Entries from a visual dataset:
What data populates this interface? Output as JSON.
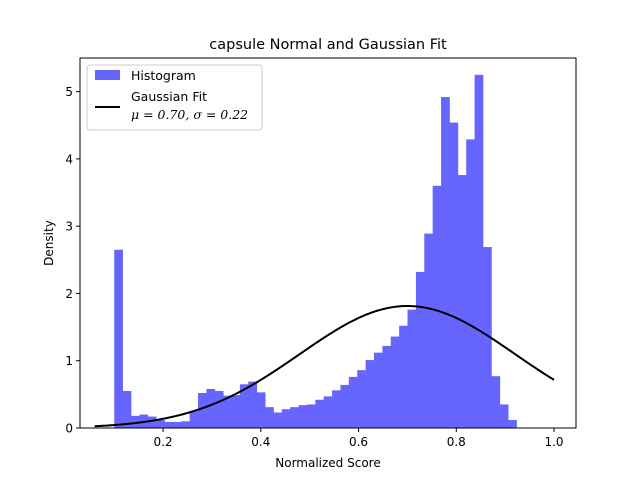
{
  "chart_data": {
    "type": "bar",
    "title": "capsule Normal and Gaussian Fit",
    "xlabel": "Normalized Score",
    "ylabel": "Density",
    "xlim": [
      0.03,
      1.045
    ],
    "ylim": [
      0,
      5.5
    ],
    "xticks": [
      "0.2",
      "0.4",
      "0.6",
      "0.8",
      "1.0"
    ],
    "yticks": [
      "0",
      "1",
      "2",
      "3",
      "4",
      "5"
    ],
    "grid": false,
    "legend_position": "top-left",
    "histogram": {
      "name": "Histogram",
      "color": "#6666ff",
      "bin_start": 0.1,
      "bin_width": 0.01715,
      "densities": [
        2.65,
        0.55,
        0.18,
        0.2,
        0.17,
        0.12,
        0.09,
        0.09,
        0.1,
        0.25,
        0.52,
        0.58,
        0.55,
        0.48,
        0.49,
        0.65,
        0.69,
        0.53,
        0.31,
        0.23,
        0.28,
        0.31,
        0.34,
        0.35,
        0.42,
        0.47,
        0.56,
        0.64,
        0.76,
        0.86,
        1.01,
        1.12,
        1.22,
        1.36,
        1.52,
        1.76,
        2.32,
        2.89,
        3.6,
        4.92,
        4.54,
        3.76,
        4.29,
        5.25,
        2.69,
        0.77,
        0.35,
        0.12
      ]
    },
    "gaussian": {
      "name": "Gaussian Fit",
      "params_label": "μ = 0.70,  σ = 0.22",
      "mu": 0.7,
      "sigma": 0.22,
      "x_range": [
        0.06,
        1.0
      ],
      "color": "#000000"
    }
  }
}
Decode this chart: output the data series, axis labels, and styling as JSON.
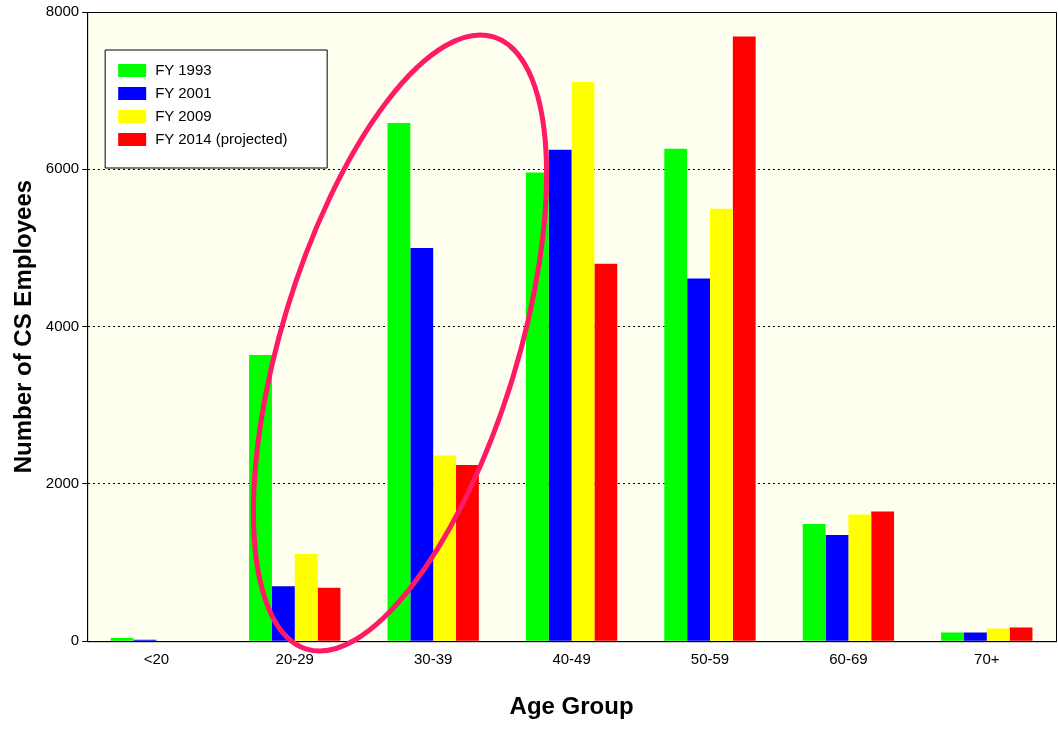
{
  "chart_data": {
    "type": "bar",
    "xlabel": "Age Group",
    "ylabel": "Number of CS Employees",
    "categories": [
      "<20",
      "20-29",
      "30-39",
      "40-49",
      "50-59",
      "60-69",
      "70+"
    ],
    "series": [
      {
        "name": "FY 1993",
        "color": "#00ff00",
        "values": [
          40,
          3640,
          6590,
          5960,
          6260,
          1490,
          110
        ]
      },
      {
        "name": "FY 2001",
        "color": "#0000ff",
        "values": [
          20,
          700,
          5000,
          6250,
          4610,
          1350,
          110
        ]
      },
      {
        "name": "FY 2009",
        "color": "#ffff00",
        "values": [
          0,
          1110,
          2360,
          7110,
          5500,
          1610,
          160
        ]
      },
      {
        "name": "FY 2014 (projected)",
        "color": "#ff0000",
        "values": [
          0,
          680,
          2240,
          4800,
          7690,
          1650,
          175
        ]
      }
    ],
    "ylim": [
      0,
      8000
    ],
    "yticks": [
      0,
      2000,
      4000,
      6000,
      8000
    ],
    "grid": "y",
    "legend": "top left"
  }
}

*SHORT EXERCISE*: Report the number of lines that contain "xlabel", with no other words.

*CORRECT OUTPUT*: 2